* _What is needed_
Show every line where "LTDA" occurs.

(Figure contents as structured data)
==*==

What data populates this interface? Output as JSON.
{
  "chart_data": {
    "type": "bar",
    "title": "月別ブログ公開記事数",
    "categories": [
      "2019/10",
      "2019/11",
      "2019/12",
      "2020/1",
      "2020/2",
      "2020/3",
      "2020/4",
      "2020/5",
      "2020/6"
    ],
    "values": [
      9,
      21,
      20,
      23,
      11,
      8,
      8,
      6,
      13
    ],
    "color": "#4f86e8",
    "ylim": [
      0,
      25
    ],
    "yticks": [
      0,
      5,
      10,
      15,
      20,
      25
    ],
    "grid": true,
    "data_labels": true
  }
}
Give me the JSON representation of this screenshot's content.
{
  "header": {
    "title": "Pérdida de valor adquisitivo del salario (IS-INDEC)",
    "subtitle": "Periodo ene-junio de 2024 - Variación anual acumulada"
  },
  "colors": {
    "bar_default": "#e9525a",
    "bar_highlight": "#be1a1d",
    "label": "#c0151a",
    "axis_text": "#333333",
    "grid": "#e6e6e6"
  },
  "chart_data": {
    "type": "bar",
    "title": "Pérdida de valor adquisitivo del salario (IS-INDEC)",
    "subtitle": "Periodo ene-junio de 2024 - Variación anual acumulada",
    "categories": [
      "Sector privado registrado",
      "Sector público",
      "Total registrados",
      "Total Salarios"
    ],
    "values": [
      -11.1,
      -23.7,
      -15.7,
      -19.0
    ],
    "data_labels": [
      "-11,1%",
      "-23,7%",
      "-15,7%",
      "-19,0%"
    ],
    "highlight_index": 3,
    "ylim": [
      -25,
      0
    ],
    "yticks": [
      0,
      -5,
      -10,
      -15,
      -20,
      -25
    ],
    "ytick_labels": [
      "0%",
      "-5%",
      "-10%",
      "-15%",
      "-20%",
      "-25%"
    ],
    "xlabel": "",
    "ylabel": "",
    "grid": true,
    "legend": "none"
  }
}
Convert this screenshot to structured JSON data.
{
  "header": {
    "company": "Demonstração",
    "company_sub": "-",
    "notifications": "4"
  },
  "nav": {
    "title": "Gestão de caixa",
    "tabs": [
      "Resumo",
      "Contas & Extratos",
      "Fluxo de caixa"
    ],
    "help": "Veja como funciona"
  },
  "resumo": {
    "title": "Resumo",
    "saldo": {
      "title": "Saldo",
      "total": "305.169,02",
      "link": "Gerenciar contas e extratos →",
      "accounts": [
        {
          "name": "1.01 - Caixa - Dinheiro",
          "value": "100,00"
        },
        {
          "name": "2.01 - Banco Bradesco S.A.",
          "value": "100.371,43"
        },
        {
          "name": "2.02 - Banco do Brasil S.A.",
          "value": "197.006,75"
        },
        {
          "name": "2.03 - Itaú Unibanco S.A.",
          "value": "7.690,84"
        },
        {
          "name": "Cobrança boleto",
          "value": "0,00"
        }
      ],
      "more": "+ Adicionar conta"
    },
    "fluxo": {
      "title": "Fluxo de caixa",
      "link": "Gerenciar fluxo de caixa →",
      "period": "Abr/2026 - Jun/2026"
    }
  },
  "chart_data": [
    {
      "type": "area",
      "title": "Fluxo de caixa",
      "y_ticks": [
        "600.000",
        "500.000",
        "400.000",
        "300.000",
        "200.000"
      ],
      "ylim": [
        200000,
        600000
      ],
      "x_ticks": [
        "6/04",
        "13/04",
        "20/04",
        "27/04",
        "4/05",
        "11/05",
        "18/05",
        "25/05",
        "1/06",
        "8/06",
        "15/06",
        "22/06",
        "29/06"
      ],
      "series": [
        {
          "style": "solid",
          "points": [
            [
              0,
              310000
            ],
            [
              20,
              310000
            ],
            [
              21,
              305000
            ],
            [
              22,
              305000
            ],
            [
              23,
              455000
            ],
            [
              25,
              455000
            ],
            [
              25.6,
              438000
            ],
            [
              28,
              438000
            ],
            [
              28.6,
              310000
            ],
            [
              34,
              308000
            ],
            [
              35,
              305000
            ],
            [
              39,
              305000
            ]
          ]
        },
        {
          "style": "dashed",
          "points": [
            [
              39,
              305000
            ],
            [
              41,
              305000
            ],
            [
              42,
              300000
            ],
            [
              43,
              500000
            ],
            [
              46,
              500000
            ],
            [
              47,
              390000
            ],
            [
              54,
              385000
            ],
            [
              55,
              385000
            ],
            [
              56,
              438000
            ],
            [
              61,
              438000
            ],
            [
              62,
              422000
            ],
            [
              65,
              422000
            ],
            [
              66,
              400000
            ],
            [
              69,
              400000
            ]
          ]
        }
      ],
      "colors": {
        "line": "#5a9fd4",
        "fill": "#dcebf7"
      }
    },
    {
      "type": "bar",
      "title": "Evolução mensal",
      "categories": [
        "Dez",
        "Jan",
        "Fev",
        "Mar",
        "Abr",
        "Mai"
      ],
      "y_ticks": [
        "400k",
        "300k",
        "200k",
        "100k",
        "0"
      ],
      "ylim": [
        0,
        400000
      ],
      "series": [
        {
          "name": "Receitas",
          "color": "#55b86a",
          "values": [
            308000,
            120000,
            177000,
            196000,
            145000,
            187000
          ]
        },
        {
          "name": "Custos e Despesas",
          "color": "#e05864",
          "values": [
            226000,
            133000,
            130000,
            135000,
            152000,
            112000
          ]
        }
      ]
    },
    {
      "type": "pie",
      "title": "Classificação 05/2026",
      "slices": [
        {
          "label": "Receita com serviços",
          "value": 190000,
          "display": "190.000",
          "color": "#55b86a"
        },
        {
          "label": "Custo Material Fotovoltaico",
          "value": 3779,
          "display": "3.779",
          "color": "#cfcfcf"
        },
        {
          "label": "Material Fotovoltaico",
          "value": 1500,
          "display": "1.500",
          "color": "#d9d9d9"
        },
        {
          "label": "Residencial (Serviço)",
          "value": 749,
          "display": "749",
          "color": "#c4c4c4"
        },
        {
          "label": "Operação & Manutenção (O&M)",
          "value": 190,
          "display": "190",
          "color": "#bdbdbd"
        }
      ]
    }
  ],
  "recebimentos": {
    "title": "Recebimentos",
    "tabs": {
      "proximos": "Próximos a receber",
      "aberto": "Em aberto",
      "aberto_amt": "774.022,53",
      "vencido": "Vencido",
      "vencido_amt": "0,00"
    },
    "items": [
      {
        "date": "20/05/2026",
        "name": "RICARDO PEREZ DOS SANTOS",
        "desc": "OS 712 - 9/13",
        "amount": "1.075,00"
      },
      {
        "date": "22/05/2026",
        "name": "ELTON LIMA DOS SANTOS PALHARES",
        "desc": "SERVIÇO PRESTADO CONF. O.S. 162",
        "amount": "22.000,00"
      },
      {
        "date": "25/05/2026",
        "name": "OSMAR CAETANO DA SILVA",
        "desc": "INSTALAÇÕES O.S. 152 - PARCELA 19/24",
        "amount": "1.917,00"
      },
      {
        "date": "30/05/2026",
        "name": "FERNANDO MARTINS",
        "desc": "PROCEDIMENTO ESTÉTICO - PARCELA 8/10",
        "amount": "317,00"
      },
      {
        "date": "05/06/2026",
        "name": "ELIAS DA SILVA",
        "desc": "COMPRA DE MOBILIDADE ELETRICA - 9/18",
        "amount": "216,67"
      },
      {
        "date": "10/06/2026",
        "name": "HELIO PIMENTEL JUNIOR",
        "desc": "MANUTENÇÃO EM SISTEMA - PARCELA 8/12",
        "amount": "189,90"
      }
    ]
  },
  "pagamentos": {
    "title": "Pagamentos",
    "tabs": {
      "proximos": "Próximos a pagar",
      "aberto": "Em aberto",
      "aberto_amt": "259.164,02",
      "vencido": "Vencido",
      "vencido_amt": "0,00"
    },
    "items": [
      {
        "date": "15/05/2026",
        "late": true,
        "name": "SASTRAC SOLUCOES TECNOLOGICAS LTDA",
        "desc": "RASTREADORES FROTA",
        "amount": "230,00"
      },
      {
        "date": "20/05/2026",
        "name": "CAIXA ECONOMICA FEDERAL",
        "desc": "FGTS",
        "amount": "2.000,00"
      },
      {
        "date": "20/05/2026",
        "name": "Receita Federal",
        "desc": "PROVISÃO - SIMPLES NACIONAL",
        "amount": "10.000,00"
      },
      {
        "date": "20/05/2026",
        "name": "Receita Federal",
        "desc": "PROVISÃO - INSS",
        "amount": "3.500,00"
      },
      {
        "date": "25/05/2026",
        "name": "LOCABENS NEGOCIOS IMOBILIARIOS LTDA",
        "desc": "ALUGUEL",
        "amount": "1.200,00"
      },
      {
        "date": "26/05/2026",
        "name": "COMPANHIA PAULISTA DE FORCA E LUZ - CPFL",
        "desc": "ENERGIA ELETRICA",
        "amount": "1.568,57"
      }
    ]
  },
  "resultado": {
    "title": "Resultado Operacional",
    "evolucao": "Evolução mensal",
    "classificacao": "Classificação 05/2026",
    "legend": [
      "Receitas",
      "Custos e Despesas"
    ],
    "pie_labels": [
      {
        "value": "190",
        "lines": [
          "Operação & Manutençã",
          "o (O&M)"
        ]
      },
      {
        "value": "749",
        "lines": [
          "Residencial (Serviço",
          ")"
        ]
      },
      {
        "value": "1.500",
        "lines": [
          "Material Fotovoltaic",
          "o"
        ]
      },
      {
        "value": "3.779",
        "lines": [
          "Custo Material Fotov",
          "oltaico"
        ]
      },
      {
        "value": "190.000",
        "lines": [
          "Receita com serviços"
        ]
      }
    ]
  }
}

==*==

* _Solution to this exercise_
        "name": "SASTRAC SOLUCOES TECNOLOGICAS LTDA",
        "name": "LOCABENS NEGOCIOS IMOBILIARIOS LTDA",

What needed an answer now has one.